In the material below, find every line with "watermark" and pull it out.

### Raw records
┌──

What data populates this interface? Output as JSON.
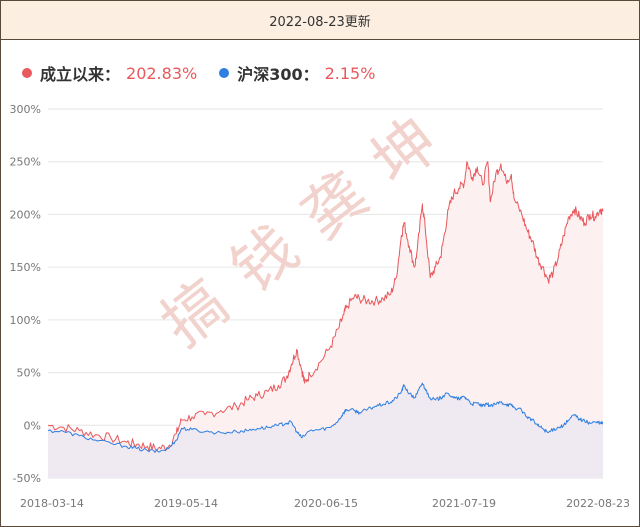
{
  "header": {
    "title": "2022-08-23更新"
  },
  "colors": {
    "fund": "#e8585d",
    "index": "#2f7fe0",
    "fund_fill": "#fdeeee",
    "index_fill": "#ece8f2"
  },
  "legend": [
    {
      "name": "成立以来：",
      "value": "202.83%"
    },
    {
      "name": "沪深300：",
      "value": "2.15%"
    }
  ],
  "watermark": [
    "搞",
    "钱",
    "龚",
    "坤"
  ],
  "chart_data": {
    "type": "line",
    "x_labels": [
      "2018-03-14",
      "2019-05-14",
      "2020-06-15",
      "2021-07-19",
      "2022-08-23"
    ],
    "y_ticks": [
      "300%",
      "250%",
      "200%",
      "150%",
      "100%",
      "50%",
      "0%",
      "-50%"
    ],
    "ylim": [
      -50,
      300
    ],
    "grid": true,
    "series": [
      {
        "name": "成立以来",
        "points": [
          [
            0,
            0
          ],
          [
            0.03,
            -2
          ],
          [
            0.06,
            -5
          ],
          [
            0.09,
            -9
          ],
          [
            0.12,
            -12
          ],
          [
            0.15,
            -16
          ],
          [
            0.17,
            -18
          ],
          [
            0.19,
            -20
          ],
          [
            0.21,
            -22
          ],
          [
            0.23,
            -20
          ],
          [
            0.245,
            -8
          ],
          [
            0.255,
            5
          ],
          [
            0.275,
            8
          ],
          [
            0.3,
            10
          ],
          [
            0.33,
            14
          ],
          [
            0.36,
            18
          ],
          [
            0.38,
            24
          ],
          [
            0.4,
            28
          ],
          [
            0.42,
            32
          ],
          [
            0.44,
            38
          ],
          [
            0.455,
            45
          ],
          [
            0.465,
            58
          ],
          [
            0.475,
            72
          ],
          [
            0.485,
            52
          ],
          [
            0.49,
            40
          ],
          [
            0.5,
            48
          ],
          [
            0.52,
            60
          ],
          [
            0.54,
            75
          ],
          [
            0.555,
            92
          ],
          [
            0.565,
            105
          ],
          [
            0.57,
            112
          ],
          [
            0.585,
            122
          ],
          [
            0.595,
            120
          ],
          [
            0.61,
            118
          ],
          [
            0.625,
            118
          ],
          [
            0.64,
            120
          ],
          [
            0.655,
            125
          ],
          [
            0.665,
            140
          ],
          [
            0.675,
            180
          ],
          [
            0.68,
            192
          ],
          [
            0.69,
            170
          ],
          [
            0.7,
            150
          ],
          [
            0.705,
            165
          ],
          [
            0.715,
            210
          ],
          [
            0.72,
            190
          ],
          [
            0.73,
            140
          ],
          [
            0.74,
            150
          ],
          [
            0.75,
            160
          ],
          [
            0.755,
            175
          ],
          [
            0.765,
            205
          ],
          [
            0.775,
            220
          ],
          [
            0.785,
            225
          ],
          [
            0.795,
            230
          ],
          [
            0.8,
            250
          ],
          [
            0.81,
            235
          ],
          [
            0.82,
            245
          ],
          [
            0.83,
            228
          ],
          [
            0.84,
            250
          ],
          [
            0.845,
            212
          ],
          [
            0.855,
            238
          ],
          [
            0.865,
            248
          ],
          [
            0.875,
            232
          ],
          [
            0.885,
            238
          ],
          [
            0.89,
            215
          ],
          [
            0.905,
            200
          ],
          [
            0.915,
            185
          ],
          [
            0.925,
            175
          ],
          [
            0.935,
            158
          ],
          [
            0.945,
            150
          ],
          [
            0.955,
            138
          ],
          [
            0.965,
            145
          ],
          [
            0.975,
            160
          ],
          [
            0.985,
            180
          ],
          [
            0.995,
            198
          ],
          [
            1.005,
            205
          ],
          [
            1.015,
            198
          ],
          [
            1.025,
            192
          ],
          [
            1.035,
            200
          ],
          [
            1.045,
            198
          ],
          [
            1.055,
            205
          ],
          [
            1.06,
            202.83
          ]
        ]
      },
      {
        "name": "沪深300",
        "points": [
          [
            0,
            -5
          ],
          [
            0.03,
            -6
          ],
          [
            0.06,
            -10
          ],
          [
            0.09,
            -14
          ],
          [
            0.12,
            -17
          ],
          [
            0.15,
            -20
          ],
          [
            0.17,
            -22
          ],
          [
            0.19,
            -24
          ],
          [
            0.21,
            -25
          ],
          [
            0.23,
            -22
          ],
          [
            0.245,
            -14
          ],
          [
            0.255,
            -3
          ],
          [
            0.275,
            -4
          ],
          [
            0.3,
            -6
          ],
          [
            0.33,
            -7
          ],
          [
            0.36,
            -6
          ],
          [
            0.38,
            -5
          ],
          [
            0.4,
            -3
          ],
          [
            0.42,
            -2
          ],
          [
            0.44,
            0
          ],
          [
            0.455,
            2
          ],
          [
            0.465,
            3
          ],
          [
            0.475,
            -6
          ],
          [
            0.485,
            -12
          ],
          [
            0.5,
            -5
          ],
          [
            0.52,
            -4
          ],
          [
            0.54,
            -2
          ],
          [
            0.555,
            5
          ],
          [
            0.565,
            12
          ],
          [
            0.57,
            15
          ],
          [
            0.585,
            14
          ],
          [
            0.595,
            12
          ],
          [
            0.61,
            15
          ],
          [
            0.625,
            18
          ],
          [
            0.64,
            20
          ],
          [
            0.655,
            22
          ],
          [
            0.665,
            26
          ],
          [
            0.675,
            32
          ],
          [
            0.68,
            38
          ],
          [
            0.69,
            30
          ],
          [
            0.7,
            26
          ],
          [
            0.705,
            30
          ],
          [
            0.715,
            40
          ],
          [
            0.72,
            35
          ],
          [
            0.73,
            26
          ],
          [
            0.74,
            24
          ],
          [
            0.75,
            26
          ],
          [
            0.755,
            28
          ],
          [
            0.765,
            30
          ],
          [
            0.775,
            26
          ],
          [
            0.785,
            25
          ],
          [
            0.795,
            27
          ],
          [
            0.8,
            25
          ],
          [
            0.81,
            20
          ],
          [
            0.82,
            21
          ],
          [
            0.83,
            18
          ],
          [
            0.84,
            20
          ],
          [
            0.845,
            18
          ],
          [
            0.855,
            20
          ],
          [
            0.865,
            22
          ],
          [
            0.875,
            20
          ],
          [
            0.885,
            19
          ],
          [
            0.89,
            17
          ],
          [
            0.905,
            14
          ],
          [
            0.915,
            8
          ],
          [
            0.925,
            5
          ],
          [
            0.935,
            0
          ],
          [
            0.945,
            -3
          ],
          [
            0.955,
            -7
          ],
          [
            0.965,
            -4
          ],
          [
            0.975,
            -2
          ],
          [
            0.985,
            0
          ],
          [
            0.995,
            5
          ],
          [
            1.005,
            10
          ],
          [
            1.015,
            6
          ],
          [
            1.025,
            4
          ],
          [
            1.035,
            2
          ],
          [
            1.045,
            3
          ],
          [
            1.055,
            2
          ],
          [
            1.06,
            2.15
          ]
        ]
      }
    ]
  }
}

└──
┌──

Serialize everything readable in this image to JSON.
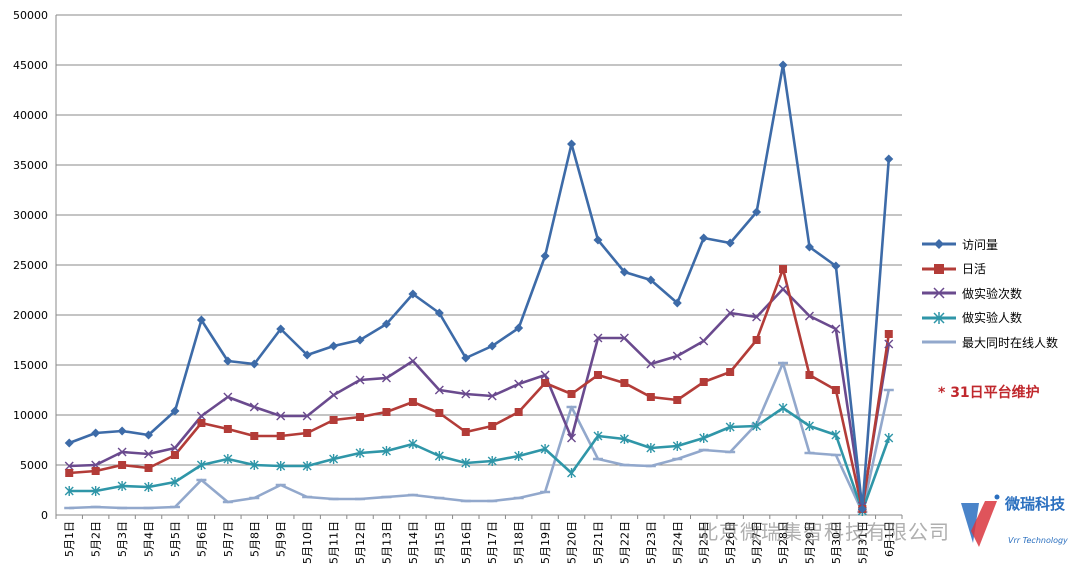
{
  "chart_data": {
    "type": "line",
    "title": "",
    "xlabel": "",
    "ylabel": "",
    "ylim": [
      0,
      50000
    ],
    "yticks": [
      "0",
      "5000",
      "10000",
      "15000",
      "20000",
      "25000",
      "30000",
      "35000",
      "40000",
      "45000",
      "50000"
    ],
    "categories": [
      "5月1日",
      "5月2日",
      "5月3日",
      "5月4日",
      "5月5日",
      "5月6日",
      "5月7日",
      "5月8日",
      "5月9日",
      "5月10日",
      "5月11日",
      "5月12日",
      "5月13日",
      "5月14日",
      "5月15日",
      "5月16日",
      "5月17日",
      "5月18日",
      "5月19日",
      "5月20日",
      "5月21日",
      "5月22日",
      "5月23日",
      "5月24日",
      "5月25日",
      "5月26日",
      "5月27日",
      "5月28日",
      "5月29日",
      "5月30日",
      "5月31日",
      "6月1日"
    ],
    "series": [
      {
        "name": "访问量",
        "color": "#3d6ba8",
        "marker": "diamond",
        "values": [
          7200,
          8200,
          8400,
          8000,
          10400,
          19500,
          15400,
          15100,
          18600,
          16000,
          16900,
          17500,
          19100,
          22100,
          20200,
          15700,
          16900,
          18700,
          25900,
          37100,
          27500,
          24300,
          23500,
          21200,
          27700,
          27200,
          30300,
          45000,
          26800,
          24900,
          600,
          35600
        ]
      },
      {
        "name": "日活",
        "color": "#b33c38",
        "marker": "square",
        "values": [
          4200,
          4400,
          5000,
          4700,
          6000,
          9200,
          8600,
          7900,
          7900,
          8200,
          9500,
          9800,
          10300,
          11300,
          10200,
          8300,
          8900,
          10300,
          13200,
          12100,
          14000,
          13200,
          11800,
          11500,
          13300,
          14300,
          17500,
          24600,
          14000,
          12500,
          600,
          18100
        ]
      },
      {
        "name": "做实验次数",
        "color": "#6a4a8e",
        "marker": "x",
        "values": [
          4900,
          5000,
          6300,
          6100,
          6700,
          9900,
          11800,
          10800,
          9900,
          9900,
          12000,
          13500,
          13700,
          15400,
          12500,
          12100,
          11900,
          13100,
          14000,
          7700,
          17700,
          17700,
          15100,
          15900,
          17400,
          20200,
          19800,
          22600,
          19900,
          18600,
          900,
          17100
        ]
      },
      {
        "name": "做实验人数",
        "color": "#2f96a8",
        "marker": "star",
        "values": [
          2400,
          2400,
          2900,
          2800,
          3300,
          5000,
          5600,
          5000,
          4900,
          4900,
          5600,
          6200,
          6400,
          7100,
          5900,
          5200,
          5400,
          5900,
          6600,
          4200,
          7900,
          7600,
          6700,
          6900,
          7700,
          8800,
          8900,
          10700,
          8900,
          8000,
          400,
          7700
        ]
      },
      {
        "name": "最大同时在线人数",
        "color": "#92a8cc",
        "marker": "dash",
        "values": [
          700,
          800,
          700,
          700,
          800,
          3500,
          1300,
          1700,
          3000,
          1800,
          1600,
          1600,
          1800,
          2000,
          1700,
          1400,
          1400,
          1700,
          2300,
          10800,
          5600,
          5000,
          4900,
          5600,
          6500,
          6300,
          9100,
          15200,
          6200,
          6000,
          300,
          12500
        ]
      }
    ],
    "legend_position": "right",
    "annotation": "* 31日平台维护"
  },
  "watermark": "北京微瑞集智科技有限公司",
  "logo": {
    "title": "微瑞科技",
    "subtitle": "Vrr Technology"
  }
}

└──
┌──

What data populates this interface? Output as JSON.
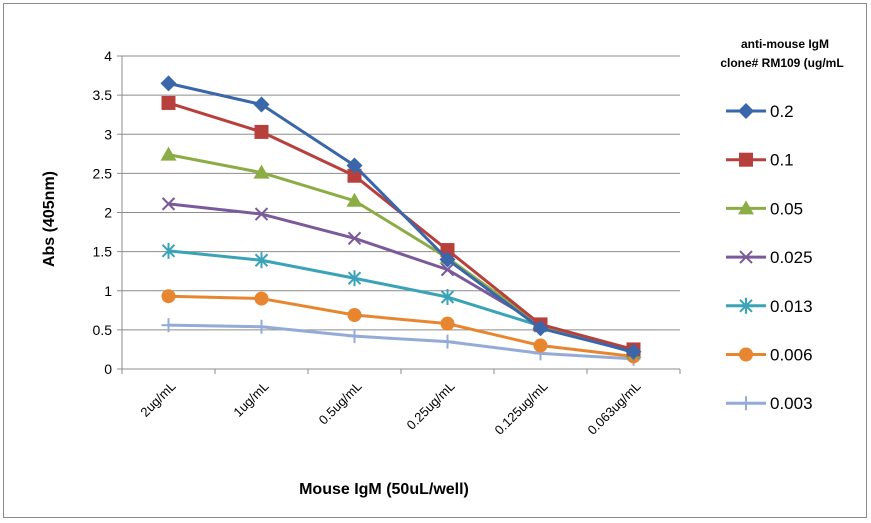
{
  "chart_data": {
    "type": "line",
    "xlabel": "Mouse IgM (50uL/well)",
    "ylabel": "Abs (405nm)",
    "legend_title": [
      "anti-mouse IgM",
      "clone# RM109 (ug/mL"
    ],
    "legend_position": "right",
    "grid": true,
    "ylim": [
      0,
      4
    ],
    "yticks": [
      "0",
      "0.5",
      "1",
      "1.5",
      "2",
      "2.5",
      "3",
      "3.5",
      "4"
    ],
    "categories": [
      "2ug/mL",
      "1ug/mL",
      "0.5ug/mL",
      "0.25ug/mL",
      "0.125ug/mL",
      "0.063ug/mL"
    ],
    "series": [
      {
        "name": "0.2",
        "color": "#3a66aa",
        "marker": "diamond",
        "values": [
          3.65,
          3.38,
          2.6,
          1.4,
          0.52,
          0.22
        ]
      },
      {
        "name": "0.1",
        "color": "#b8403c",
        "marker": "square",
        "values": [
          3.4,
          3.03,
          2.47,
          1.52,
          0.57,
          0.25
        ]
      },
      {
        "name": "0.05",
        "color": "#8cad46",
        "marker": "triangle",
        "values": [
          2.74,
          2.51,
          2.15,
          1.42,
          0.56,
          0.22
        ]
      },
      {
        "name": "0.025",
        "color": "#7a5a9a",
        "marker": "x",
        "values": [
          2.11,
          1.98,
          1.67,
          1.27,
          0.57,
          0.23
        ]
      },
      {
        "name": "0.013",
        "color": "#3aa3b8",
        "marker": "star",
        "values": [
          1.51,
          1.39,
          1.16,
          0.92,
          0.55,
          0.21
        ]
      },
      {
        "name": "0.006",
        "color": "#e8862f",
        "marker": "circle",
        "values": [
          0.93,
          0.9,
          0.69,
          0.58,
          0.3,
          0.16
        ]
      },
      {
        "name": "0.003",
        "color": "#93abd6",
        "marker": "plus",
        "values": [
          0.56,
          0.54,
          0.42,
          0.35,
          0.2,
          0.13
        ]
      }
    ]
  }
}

└──

### Exercise response
  "watermark": [
  "watermark": "北京微瑞集智科技有限公司",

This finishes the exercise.